- [Task directions]:
Extract every entry word for word.

- [Dataset listings of figures]:
• • • •
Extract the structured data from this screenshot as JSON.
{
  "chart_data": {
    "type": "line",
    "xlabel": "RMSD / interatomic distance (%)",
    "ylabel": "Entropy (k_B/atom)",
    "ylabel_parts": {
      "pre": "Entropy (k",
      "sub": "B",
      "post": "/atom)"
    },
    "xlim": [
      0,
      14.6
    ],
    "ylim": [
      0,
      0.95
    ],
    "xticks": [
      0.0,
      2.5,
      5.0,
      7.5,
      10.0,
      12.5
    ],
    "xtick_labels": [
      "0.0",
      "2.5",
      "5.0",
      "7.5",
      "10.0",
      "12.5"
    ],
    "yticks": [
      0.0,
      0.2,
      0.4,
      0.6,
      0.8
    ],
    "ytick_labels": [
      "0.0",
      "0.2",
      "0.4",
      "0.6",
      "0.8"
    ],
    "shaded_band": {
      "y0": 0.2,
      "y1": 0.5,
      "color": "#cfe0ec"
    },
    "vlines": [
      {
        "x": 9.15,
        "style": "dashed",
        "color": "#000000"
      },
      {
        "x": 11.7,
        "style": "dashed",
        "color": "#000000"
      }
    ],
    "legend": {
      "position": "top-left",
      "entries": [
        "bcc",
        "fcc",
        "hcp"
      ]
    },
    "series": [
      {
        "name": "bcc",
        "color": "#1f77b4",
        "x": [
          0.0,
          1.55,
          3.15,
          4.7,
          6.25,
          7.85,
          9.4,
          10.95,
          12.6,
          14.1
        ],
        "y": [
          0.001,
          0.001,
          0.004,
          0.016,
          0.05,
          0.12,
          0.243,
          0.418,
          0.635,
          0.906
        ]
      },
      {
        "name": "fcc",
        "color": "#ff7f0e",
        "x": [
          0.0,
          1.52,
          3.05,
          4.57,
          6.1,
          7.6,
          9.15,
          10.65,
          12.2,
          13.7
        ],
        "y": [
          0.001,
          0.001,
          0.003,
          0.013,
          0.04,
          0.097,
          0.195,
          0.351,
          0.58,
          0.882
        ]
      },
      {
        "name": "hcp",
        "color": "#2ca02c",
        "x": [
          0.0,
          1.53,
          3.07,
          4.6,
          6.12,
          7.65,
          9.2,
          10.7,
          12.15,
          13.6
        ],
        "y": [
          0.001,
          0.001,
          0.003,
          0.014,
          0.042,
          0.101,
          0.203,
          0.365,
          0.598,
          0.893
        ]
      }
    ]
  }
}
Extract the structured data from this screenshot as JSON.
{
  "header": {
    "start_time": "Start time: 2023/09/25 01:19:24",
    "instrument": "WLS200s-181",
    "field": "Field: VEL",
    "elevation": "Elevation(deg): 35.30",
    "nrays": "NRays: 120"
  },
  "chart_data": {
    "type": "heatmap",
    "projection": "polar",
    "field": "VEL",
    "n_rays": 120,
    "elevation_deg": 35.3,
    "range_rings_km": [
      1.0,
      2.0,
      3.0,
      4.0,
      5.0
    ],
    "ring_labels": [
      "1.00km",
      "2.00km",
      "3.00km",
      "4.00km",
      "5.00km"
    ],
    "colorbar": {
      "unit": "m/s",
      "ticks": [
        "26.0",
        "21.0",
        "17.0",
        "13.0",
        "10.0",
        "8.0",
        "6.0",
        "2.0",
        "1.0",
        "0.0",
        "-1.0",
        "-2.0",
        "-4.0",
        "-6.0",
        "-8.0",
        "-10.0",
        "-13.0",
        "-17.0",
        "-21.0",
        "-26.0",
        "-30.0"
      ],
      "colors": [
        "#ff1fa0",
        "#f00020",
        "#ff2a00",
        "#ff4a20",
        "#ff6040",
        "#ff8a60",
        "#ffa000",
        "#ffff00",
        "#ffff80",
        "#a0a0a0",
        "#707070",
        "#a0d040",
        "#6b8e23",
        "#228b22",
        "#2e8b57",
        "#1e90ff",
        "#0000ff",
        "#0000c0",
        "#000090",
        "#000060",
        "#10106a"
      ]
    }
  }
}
• • • •
- [Response to this task]:
Extract the structured data from this screenshot as JSON.
{
  "chart_data": {
    "type": "line",
    "xlabel": "RMSD / interatomic distance (%)",
    "ylabel": "Entropy (k_B/atom)",
    "ylabel_parts": {
      "pre": "Entropy (k",
      "sub": "B",
      "post": "/atom)"
    },
    "xlim": [
      0,
      14.6
    ],
    "ylim": [
      0,
      0.95
    ],
    "xticks": [
      0.0,
      2.5,
      5.0,
      7.5,
      10.0,
      12.5
    ],
    "xtick_labels": [
      "0.0",
      "2.5",
      "5.0",
      "7.5",
      "10.0",
      "12.5"
    ],
    "yticks": [
      0.0,
      0.2,
      0.4,
      0.6,
      0.8
    ],
    "ytick_labels": [
      "0.0",
      "0.2",
      "0.4",
      "0.6",
      "0.8"
    ],
    "shaded_band": {
      "y0": 0.2,
      "y1": 0.5,
      "color": "#cfe0ec"
    },
    "vlines": [
      {
        "x": 9.15,
        "style": "dashed",
        "color": "#000000"
      },
      {
        "x": 11.7,
        "style": "dashed",
        "color": "#000000"
      }
    ],
    "legend": {
      "position": "top-left",
      "entries": [
        "bcc",
        "fcc",
        "hcp"
      ]
    },
    "series": [
      {
        "name": "bcc",
        "color": "#1f77b4",
        "x": [
          0.0,
          1.55,
          3.15,
          4.7,
          6.25,
          7.85,
          9.4,
          10.95,
          12.6,
          14.1
        ],
        "y": [
          0.001,
          0.001,
          0.004,
          0.016,
          0.05,
          0.12,
          0.243,
          0.418,
          0.635,
          0.906
        ]
      },
      {
        "name": "fcc",
        "color": "#ff7f0e",
        "x": [
          0.0,
          1.52,
          3.05,
          4.57,
          6.1,
          7.6,
          9.15,
          10.65,
          12.2,
          13.7
        ],
        "y": [
          0.001,
          0.001,
          0.003,
          0.013,
          0.04,
          0.097,
          0.195,
          0.351,
          0.58,
          0.882
        ]
      },
      {
        "name": "hcp",
        "color": "#2ca02c",
        "x": [
          0.0,
          1.53,
          3.07,
          4.6,
          6.12,
          7.65,
          9.2,
          10.7,
          12.15,
          13.6
        ],
        "y": [
          0.001,
          0.001,
          0.003,
          0.014,
          0.042,
          0.101,
          0.203,
          0.365,
          0.598,
          0.893
        ]
      }
    ]
  }
}
Extract the structured data from this screenshot as JSON.
{
  "header": {
    "start_time": "Start time: 2023/09/25 01:19:24",
    "instrument": "WLS200s-181",
    "field": "Field: VEL",
    "elevation": "Elevation(deg): 35.30",
    "nrays": "NRays: 120"
  },
  "chart_data": {
    "type": "heatmap",
    "projection": "polar",
    "field": "VEL",
    "n_rays": 120,
    "elevation_deg": 35.3,
    "range_rings_km": [
      1.0,
      2.0,
      3.0,
      4.0,
      5.0
    ],
    "ring_labels": [
      "1.00km",
      "2.00km",
      "3.00km",
      "4.00km",
      "5.00km"
    ],
    "colorbar": {
      "unit": "m/s",
      "ticks": [
        "26.0",
        "21.0",
        "17.0",
        "13.0",
        "10.0",
        "8.0",
        "6.0",
        "2.0",
        "1.0",
        "0.0",
        "-1.0",
        "-2.0",
        "-4.0",
        "-6.0",
        "-8.0",
        "-10.0",
        "-13.0",
        "-17.0",
        "-21.0",
        "-26.0",
        "-30.0"
      ],
      "colors": [
        "#ff1fa0",
        "#f00020",
        "#ff2a00",
        "#ff4a20",
        "#ff6040",
        "#ff8a60",
        "#ffa000",
        "#ffff00",
        "#ffff80",
        "#a0a0a0",
        "#707070",
        "#a0d040",
        "#6b8e23",
        "#228b22",
        "#2e8b57",
        "#1e90ff",
        "#0000ff",
        "#0000c0",
        "#000090",
        "#000060",
        "#10106a"
      ]
    }
  }
}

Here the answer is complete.